§ MATERIAL SUPPLIED:
--------------------

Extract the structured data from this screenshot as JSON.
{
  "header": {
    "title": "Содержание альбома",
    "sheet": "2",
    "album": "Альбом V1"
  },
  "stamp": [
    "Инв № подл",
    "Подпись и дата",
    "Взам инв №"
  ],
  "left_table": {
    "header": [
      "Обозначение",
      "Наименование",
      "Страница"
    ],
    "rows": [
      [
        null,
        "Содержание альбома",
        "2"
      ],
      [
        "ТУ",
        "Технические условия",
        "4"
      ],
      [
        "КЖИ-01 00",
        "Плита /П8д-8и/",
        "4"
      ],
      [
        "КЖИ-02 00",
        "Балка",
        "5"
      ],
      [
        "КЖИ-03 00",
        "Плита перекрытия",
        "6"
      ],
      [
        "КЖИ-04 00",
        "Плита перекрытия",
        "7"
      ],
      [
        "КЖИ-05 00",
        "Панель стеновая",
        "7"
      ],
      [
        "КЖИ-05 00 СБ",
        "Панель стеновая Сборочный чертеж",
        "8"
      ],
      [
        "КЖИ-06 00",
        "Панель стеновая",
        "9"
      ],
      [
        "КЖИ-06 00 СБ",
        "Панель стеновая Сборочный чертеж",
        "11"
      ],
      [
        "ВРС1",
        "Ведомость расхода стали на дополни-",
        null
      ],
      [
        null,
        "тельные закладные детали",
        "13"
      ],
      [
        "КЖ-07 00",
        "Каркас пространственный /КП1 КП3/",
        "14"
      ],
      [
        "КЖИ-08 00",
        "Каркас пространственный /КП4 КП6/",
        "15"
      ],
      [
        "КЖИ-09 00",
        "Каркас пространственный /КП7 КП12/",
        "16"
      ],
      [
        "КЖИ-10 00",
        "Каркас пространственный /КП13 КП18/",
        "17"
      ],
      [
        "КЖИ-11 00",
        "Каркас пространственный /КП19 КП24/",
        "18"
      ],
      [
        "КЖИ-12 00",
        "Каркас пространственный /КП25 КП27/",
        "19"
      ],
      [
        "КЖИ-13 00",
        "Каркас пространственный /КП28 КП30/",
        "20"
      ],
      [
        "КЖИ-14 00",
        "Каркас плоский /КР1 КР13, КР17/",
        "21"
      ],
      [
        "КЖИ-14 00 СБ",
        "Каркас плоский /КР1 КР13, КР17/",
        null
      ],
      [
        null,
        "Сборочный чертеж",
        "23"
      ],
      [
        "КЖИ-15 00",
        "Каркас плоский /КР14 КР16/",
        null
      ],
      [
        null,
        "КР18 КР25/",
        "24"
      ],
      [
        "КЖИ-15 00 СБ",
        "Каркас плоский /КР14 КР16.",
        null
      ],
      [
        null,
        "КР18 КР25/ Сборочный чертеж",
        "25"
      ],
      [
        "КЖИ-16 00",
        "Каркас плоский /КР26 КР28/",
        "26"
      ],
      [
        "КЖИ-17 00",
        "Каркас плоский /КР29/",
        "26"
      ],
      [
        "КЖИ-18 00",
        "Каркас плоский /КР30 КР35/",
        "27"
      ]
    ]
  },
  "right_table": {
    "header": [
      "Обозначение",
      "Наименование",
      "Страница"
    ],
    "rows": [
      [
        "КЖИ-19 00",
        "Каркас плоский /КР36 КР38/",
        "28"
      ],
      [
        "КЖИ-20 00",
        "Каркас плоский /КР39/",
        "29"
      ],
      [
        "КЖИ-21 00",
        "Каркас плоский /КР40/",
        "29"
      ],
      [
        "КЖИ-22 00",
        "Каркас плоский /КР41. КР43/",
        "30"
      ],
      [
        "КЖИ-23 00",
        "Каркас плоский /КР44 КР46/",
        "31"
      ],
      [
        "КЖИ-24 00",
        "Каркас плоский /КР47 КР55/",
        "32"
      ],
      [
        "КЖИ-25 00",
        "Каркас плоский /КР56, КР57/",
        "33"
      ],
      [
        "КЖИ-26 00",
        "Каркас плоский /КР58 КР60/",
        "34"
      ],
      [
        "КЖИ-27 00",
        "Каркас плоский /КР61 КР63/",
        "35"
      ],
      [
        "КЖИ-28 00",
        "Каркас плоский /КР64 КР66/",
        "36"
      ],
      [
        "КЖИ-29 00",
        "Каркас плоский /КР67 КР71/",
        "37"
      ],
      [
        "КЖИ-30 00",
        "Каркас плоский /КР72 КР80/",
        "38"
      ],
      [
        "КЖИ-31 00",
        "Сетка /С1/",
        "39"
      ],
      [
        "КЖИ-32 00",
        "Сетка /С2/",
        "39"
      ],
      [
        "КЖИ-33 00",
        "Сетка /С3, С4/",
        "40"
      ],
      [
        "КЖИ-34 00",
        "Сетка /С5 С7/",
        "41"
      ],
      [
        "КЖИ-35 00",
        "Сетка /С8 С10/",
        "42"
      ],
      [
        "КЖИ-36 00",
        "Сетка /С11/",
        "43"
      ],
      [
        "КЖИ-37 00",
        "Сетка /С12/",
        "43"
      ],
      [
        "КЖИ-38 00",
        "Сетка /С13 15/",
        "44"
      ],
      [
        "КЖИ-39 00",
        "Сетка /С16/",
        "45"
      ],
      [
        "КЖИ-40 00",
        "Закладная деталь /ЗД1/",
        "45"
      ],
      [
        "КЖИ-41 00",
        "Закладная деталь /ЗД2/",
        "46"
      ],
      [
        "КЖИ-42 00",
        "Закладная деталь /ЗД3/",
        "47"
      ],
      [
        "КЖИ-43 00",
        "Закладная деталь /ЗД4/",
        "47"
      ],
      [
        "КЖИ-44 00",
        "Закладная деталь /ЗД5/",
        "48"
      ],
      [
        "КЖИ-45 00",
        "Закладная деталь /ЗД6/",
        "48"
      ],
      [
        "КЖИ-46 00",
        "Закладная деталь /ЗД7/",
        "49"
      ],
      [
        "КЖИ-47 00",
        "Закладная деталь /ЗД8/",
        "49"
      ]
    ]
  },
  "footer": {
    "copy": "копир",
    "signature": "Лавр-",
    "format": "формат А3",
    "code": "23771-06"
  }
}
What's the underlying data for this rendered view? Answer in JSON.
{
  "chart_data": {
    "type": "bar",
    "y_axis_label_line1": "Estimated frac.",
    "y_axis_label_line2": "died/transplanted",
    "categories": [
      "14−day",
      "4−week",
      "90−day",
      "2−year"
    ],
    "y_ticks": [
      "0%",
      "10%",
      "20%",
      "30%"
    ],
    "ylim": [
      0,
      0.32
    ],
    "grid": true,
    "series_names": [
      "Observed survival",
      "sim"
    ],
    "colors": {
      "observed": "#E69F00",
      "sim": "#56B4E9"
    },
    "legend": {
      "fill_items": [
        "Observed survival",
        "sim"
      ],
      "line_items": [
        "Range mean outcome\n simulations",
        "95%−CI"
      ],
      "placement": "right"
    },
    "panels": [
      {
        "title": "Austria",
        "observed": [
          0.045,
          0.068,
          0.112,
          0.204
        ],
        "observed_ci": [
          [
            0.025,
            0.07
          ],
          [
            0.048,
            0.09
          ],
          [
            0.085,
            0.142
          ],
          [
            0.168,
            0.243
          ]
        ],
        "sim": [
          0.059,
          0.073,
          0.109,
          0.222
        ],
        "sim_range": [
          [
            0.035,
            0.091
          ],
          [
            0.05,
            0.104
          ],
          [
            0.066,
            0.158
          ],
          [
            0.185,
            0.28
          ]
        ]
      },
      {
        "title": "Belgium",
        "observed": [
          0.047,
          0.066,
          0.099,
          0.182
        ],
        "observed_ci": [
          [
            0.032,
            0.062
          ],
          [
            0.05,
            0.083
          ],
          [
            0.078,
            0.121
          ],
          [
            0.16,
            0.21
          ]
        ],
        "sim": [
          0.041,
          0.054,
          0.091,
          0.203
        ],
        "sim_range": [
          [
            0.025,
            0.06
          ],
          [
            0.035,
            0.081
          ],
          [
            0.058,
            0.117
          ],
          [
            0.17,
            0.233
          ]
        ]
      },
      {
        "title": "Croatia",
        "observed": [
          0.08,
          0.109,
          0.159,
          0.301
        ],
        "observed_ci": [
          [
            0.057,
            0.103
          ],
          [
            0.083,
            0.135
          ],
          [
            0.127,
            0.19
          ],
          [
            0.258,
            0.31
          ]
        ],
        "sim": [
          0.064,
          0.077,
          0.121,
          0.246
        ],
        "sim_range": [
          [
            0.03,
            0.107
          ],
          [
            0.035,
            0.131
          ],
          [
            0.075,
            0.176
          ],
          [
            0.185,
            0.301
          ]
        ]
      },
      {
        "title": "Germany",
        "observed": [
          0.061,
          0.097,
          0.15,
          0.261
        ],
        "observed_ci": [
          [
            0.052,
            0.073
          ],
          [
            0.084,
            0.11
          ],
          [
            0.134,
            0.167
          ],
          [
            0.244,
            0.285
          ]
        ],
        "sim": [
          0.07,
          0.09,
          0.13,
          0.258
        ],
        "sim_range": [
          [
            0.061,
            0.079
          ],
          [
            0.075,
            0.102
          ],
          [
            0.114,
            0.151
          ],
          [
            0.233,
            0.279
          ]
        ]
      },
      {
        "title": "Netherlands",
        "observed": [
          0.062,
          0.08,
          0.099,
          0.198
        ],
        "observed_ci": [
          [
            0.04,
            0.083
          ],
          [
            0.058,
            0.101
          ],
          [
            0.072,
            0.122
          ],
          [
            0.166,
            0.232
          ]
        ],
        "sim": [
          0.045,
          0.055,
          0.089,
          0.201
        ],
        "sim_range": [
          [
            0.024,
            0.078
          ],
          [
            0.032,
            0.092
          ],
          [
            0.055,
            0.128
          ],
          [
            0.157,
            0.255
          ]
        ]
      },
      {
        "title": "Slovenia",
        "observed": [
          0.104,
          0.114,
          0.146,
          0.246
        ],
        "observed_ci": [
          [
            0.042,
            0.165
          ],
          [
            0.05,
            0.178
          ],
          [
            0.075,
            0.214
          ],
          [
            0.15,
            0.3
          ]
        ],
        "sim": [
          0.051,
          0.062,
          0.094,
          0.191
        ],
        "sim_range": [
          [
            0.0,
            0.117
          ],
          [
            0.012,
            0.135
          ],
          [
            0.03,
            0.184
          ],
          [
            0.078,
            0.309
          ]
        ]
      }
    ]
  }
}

--------------------

§ GIVEN TASK: Count how many lines hold the string "Закладная" and give that number alone.

§ RESPONSE TO THE EXERCISE: 8